*** Source records ***

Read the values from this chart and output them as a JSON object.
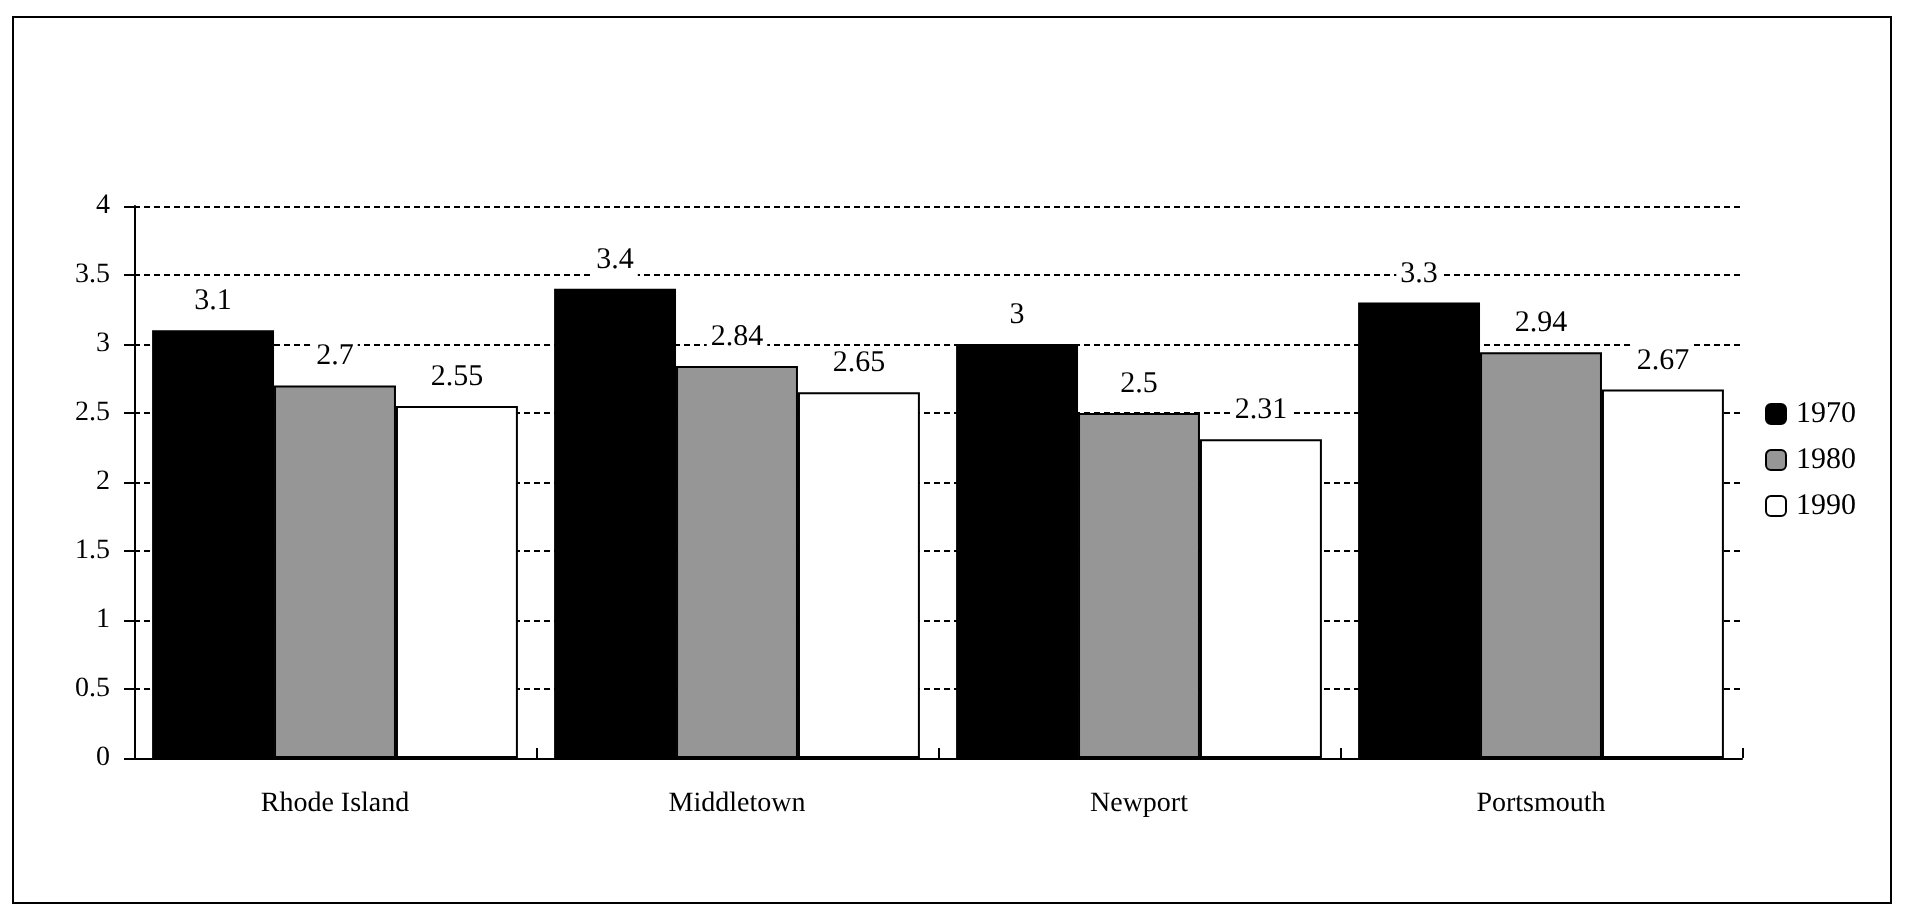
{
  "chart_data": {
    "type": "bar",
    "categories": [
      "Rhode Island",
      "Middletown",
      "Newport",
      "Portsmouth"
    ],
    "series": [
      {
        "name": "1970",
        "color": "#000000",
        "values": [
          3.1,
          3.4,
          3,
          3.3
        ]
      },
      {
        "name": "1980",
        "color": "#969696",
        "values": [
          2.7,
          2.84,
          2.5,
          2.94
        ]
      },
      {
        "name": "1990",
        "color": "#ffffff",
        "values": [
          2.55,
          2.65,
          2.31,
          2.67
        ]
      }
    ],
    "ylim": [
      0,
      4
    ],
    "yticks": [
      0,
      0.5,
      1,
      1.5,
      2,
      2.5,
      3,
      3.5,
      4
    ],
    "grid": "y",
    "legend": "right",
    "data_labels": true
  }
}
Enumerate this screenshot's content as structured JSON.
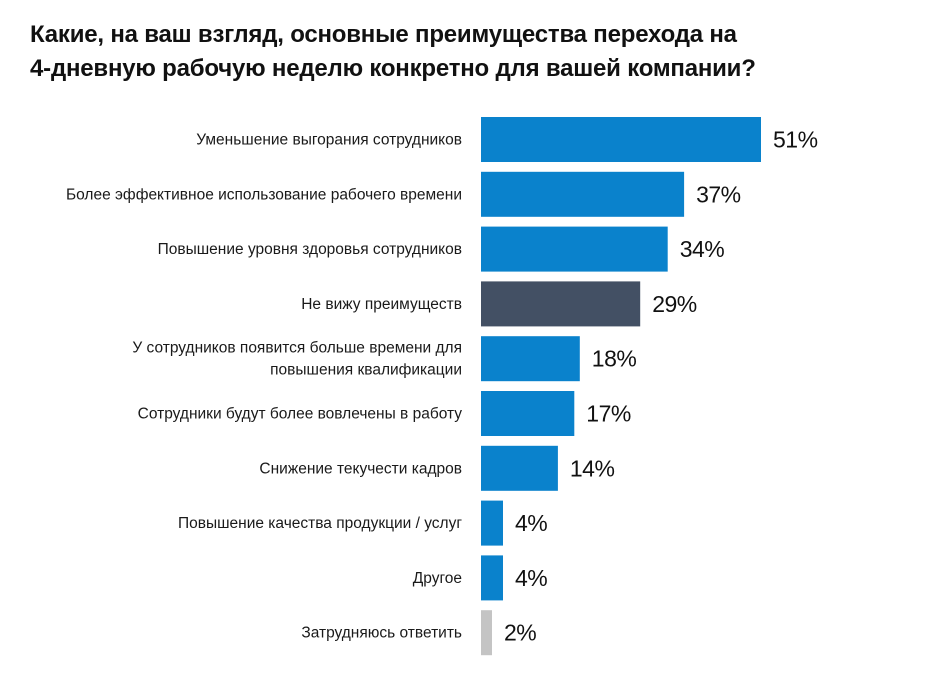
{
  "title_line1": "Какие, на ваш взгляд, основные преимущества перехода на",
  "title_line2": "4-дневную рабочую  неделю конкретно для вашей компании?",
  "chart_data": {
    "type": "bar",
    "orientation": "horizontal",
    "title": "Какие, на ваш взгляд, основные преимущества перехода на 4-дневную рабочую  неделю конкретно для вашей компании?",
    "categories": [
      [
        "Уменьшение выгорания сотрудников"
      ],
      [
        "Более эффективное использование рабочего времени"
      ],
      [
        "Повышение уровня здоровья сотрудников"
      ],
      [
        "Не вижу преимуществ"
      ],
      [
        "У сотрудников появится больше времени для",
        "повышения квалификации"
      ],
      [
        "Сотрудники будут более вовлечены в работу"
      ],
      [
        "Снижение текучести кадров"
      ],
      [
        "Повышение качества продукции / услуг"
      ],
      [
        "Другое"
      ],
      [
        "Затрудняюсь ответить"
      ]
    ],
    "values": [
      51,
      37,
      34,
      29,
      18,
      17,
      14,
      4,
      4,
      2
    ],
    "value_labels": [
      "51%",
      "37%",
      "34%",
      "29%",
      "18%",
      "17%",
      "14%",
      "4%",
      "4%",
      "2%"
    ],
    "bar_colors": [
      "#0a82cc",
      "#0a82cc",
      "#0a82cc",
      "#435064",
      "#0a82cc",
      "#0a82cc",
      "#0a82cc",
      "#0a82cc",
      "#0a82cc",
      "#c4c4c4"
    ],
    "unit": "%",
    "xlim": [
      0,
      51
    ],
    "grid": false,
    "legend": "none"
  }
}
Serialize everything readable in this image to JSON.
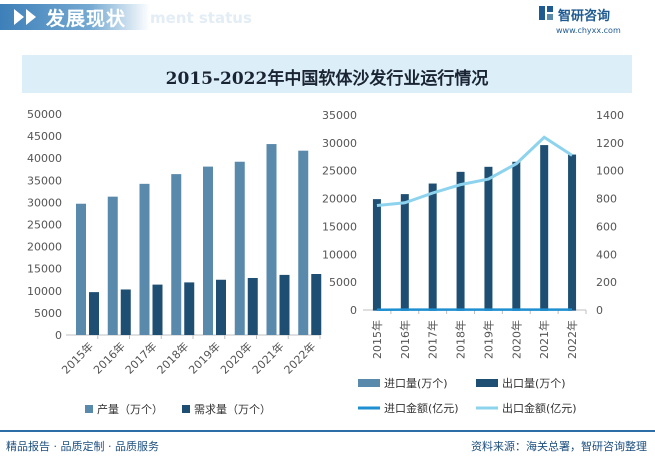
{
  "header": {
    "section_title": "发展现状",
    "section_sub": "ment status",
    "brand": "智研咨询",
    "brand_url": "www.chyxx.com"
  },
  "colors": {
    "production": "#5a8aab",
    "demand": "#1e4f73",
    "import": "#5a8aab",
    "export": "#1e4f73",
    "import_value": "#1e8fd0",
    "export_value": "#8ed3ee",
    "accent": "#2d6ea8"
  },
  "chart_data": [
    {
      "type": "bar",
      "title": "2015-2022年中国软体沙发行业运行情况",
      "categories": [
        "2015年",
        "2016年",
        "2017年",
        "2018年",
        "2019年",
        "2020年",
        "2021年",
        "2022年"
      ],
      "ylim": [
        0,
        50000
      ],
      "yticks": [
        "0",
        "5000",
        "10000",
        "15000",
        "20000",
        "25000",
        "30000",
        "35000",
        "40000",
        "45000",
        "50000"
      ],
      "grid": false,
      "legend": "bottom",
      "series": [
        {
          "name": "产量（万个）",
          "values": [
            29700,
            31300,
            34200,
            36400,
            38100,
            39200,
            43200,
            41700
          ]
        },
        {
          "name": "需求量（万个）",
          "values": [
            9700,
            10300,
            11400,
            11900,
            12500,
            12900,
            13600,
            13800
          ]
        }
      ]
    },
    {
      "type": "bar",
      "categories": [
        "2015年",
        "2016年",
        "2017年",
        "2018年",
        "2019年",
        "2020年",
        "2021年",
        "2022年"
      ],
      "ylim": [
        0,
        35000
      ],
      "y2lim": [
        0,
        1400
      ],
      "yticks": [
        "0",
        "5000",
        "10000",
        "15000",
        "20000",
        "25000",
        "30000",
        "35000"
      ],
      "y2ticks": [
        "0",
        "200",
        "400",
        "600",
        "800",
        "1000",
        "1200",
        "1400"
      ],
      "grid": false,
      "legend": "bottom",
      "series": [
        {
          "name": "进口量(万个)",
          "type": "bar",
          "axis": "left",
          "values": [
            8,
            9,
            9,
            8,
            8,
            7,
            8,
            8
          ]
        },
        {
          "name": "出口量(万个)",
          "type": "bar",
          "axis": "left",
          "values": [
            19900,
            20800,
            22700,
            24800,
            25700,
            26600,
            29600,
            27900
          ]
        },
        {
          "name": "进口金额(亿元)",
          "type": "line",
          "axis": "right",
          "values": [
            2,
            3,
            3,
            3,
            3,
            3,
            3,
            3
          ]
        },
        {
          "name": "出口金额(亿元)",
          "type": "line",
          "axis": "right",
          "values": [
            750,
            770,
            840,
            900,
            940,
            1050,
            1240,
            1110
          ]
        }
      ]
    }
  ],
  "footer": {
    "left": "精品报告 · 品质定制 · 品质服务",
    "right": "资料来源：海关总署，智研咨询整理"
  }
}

***

Determine the number of lines in the listing that hold the word "Какие", and supply that number and nothing further.

2